▶ [Your goal]
Copy every line of the data below without any change, leaving out the pictures.

▶ [Supplied entries]
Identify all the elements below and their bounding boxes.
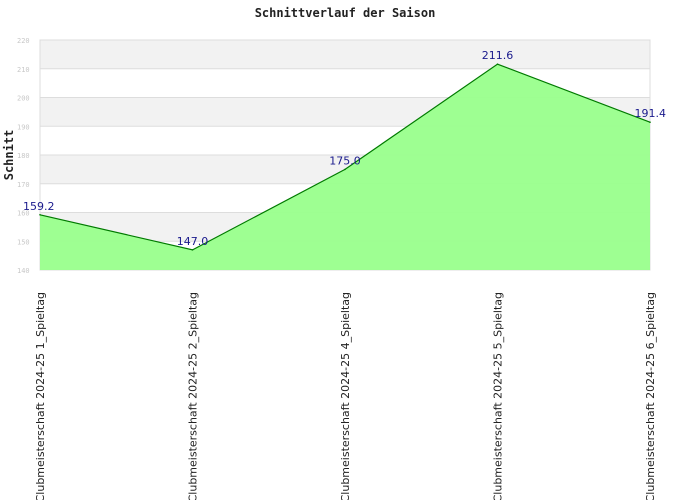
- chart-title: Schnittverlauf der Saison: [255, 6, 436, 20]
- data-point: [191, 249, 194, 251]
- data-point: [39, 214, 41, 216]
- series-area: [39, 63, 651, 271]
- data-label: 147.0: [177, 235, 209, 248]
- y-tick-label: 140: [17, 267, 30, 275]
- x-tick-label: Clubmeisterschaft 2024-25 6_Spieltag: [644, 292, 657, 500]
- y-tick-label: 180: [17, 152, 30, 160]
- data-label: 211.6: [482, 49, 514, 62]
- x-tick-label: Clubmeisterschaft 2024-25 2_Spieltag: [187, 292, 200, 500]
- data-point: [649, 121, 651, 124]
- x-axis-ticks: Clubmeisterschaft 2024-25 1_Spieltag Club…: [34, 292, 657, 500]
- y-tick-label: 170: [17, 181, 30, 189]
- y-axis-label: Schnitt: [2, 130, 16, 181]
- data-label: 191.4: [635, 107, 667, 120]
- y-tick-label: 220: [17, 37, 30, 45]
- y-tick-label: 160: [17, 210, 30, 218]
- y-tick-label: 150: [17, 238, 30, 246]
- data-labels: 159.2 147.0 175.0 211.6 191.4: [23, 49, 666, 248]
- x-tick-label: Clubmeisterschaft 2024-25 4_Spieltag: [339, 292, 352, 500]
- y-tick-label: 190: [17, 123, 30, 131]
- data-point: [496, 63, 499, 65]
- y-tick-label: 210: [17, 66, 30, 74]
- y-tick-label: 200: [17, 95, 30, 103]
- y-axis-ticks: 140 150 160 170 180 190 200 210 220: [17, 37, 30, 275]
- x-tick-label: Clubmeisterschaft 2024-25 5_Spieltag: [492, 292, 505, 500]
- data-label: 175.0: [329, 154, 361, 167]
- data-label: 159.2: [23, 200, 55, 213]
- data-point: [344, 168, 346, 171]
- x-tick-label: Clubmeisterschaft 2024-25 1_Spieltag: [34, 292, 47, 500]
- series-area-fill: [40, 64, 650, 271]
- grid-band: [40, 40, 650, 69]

▶ [Exercise result]
Identify all the elements below and their bounding boxes.
- chart-title: Schnittverlauf der Saison: [255, 6, 436, 20]
- data-point: [191, 249, 194, 251]
- data-point: [39, 214, 41, 216]
- series-area: [39, 63, 651, 271]
- data-label: 147.0: [177, 235, 209, 248]
- y-tick-label: 140: [17, 267, 30, 275]
- x-tick-label: Clubmeisterschaft 2024-25 6_Spieltag: [644, 292, 657, 500]
- y-tick-label: 180: [17, 152, 30, 160]
- data-label: 211.6: [482, 49, 514, 62]
- x-tick-label: Clubmeisterschaft 2024-25 2_Spieltag: [187, 292, 200, 500]
- data-point: [649, 121, 651, 124]
- x-axis-ticks: Clubmeisterschaft 2024-25 1_Spieltag Club…: [34, 292, 657, 500]
- y-tick-label: 170: [17, 181, 30, 189]
- y-axis-label: Schnitt: [2, 130, 16, 181]
- data-label: 191.4: [635, 107, 667, 120]
- y-tick-label: 220: [17, 37, 30, 45]
- y-tick-label: 160: [17, 210, 30, 218]
- y-tick-label: 150: [17, 238, 30, 246]
- data-labels: 159.2 147.0 175.0 211.6 191.4: [23, 49, 666, 248]
- x-tick-label: Clubmeisterschaft 2024-25 4_Spieltag: [339, 292, 352, 500]
- y-tick-label: 190: [17, 123, 30, 131]
- data-point: [496, 63, 499, 65]
- y-tick-label: 210: [17, 66, 30, 74]
- y-tick-label: 200: [17, 95, 30, 103]
- y-axis-ticks: 140 150 160 170 180 190 200 210 220: [17, 37, 30, 275]
- x-tick-label: Clubmeisterschaft 2024-25 5_Spieltag: [492, 292, 505, 500]
- data-label: 175.0: [329, 154, 361, 167]
- data-label: 159.2: [23, 200, 55, 213]
- data-point: [344, 168, 346, 171]
- x-tick-label: Clubmeisterschaft 2024-25 1_Spieltag: [34, 292, 47, 500]
- series-area-fill: [40, 64, 650, 271]
- grid-band: [40, 40, 650, 69]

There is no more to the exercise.